What you are asked to do → From the records below, copy every line that contains the word "nghiÖp".

Input for this task →

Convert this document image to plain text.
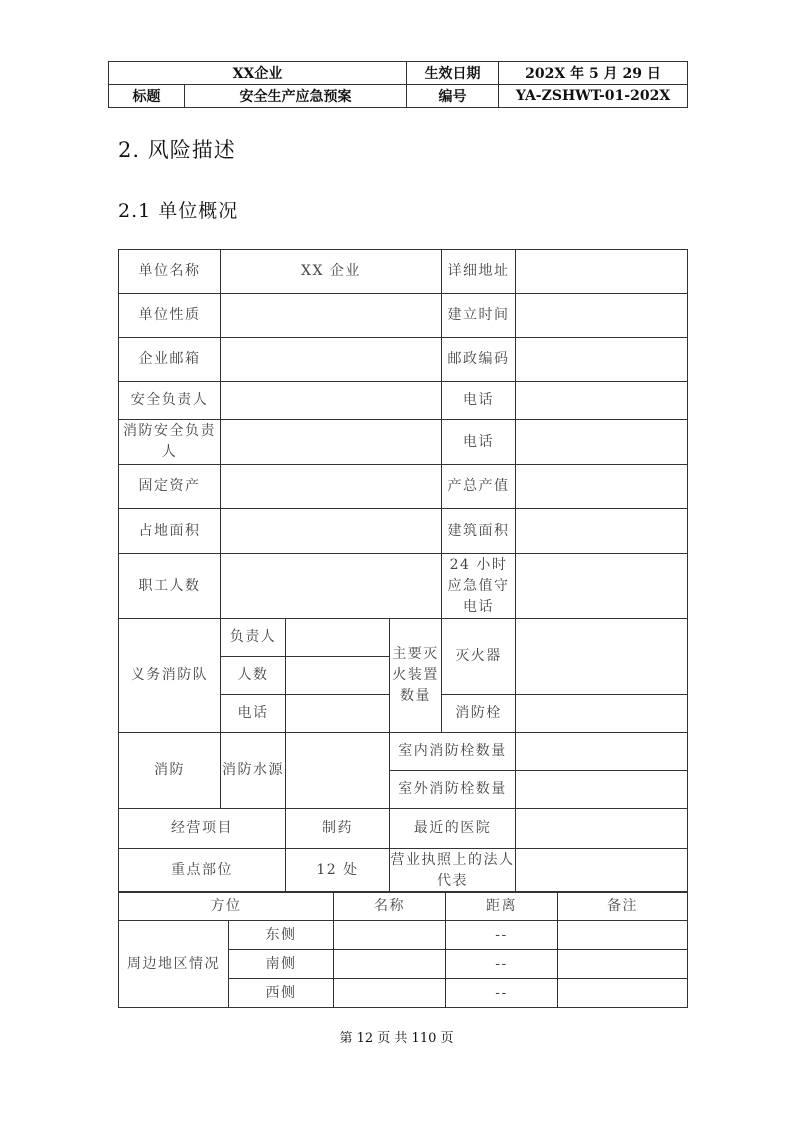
XX企业		生效日期	202X 年 5 月 29 日
标题	安全生产应急预案	编号	YA-ZSHWT-01-202X
2. 风险描述
2.1 单位概况
单位名称	XX 企业			详细地址	
单位性质				建立时间	
企业邮箱				邮政编码	
安全负责人				电话	
消防安全负责人				电话	
固定资产				产总产值	
占地面积				建筑面积	
职工人数				24 小时应急值守电话	
义务消防队	负责人		主要灭火装置数量	灭火器	
	人数				
	电话			消防栓	
消防	消防水源		室内消防栓数量		
			室外消防栓数量		
经营项目		制药	最近的医院		
重点部位		12 处	营业执照上的法人代表		
方位		名称	距离	备注
周边地区情况	东侧		--	
	南侧		--	
	西侧		--	
第 12 页 共 110 页
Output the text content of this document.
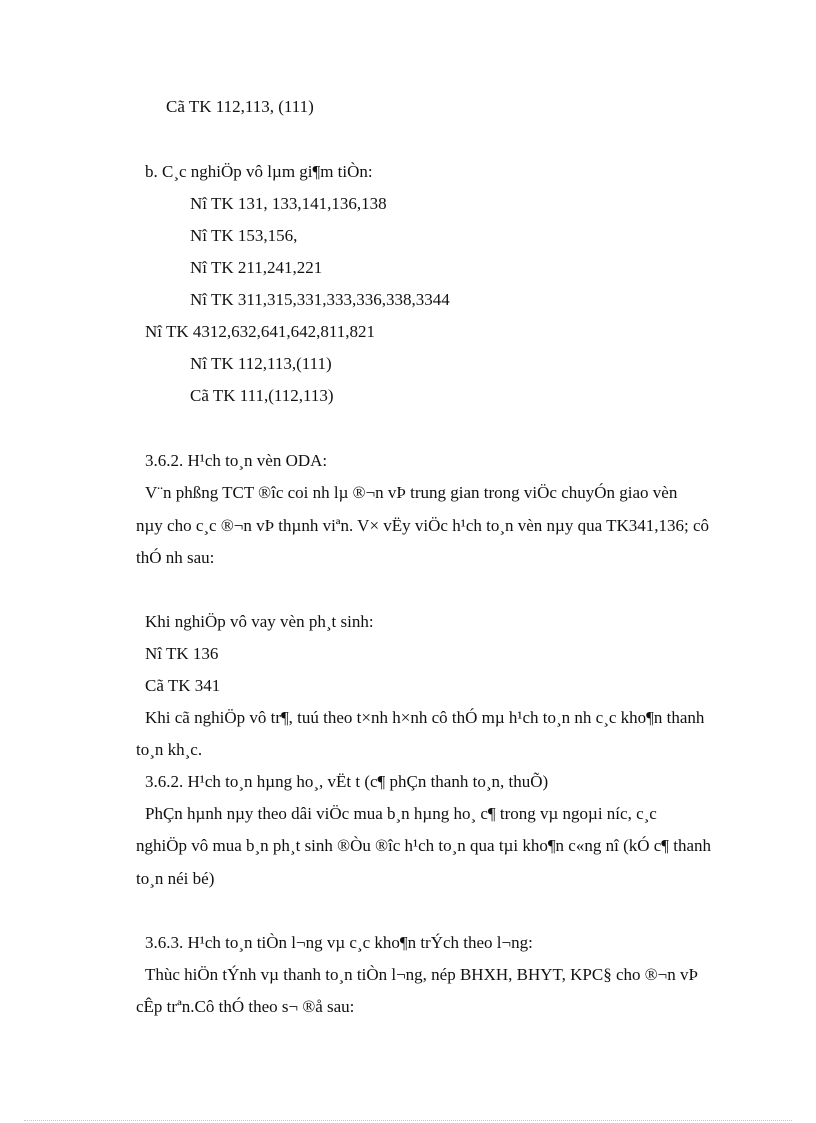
Cã TK 112,113, (111)
b. C¸c nghiÖp vô lµm gi¶m tiÒn:
Nî TK 131, 133,141,136,138
Nî TK 153,156,
Nî TK 211,241,221
Nî TK 311,315,331,333,336,338,3344
Nî TK 4312,632,641,642,811,821
Nî TK 112,113,(111)
Cã TK 111,(112,113)
3.6.2. H¹ch to¸n vèn ODA:
V¨n phßng TCT ®îc coi nh lµ ®¬n vÞ trung gian trong viÖc chuyÓn giao vèn
nµy cho c¸c ®¬n vÞ thµnh viªn. V× vËy viÖc h¹ch to¸n vèn nµy qua TK341,136; cô
thÓ nh sau:
Khi nghiÖp vô vay vèn ph¸t sinh:
Nî TK 136
Cã TK 341
Khi cã nghiÖp vô tr¶, tuú theo t×nh h×nh cô thÓ mµ h¹ch to¸n nh c¸c kho¶n thanh
to¸n kh¸c.
3.6.2. H¹ch to¸n hµng ho¸, vËt t (c¶ phÇn thanh to¸n, thuÕ)
PhÇn hµnh nµy theo dâi viÖc mua b¸n hµng ho¸ c¶ trong vµ ngoµi níc, c¸c
nghiÖp vô mua b¸n ph¸t sinh ®Òu ®îc h¹ch to¸n qua tµi kho¶n c«ng nî (kÓ c¶ thanh
to¸n néi bé)
3.6.3. H¹ch to¸n tiÒn l¬ng vµ c¸c kho¶n trÝch theo l¬ng:
Thùc hiÖn tÝnh vµ thanh to¸n tiÒn l¬ng, nép BHXH, BHYT, KPC§ cho ®¬n vÞ
cÊp trªn.Cô thÓ theo s¬ ®å sau:
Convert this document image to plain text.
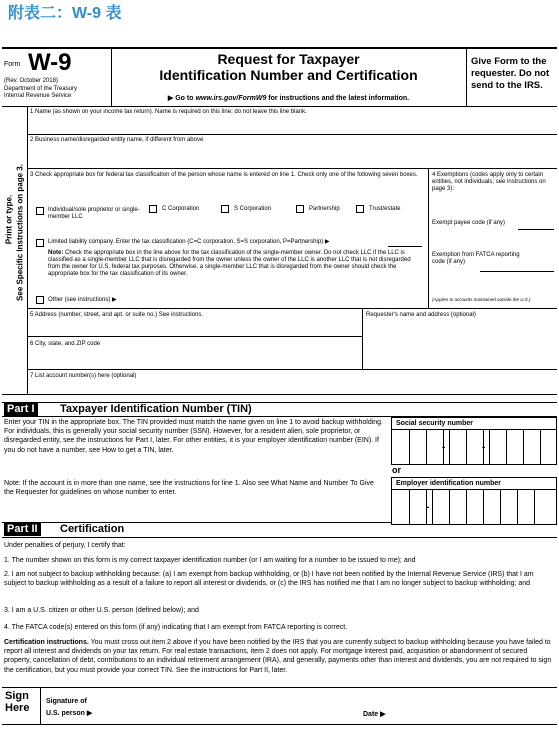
附表二：W-9 表
Form W-9
(Rev. October 2018)
Department of the Treasury
Internal Revenue Service
Request for Taxpayer
Identification Number and Certification
▶ Go to www.irs.gov/FormW9 for instructions and the latest information.
Give Form to the requester. Do not send to the IRS.
Print or type. See Specific Instructions on page 3.
1 Name (as shown on your income tax return). Name is required on this line; do not leave this line blank.
2 Business name/disregarded entity name, if different from above
3 Check appropriate box for federal tax classification of the person whose name is entered on line 1. Check only one of the following seven boxes.
Individual/sole proprietor or single-member LLC
C Corporation	S Corporation	Partnership	Trust/estate
Limited liability company. Enter the tax classification (C=C corporation, S=S corporation, P=Partnership) ▶
Note: Check the appropriate box in the line above for the tax classification of the single-member owner. Do not check LLC if the LLC is classified as a single-member LLC that is disregarded from the owner unless the owner of the LLC is another LLC that is not disregarded from the owner for U.S. federal tax purposes. Otherwise, a single-member LLC that is disregarded from the owner should check the appropriate box for the tax classification of its owner.
Other (see instructions) ▶
4 Exemptions (codes apply only to certain entities, not individuals; see instructions on page 3):
Exempt payee code (if any)
Exemption from FATCA reporting code (if any)
(Applies to accounts maintained outside the U.S.)
5 Address (number, street, and apt. or suite no.) See instructions.	Requester's name and address (optional)
6 City, state, and ZIP code
7 List account number(s) here (optional)
Part I Taxpayer Identification Number (TIN)
Enter your TIN in the appropriate box. The TIN provided must match the name given on line 1 to avoid backup withholding. For individuals, this is generally your social security number (SSN). However, for a resident alien, sole proprietor, or disregarded entity, see the instructions for Part I, later. For other entities, it is your employer identification number (EIN). If you do not have a number, see How to get a TIN, later.
Note: If the account is in more than one name, see the instructions for line 1. Also see What Name and Number To Give the Requester for guidelines on whose number to enter.
Social security number
-	-
or
Employer identification number
-
Part II Certification
Under penalties of perjury, I certify that:
1. The number shown on this form is my correct taxpayer identification number (or I am waiting for a number to be issued to me); and
2. I am not subject to backup withholding because: (a) I am exempt from backup withholding, or (b) I have not been notified by the Internal Revenue Service (IRS) that I am subject to backup withholding as a result of a failure to report all interest or dividends, or (c) the IRS has notified me that I am no longer subject to backup withholding; and
3. I am a U.S. citizen or other U.S. person (defined below); and
4. The FATCA code(s) entered on this form (if any) indicating that I am exempt from FATCA reporting is correct.
Certification instructions. You must cross out item 2 above if you have been notified by the IRS that you are currently subject to backup withholding because you have failed to report all interest and dividends on your tax return. For real estate transactions, item 2 does not apply. For mortgage interest paid, acquisition or abandonment of secured property, cancellation of debt, contributions to an individual retirement arrangement (IRA), and generally, payments other than interest and dividends, you are not required to sign the certification, but you must provide your correct TIN. See the instructions for Part II, later.
Sign Here
Signature of
U.S. person ▶	Date ▶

Final result →
b. C¸c nghiÖp vô lµm gi¶m tiÒn:
Khi nghiÖp vô vay vèn ph¸t sinh:
Khi cã nghiÖp vô tr¶, tuú theo t×nh h×nh cô thÓ mµ h¹ch to¸n nh c¸c kho¶n thanh
nghiÖp vô mua b¸n ph¸t sinh ®Òu ®îc h¹ch to¸n qua tµi kho¶n c«ng nî (kÓ c¶ thanh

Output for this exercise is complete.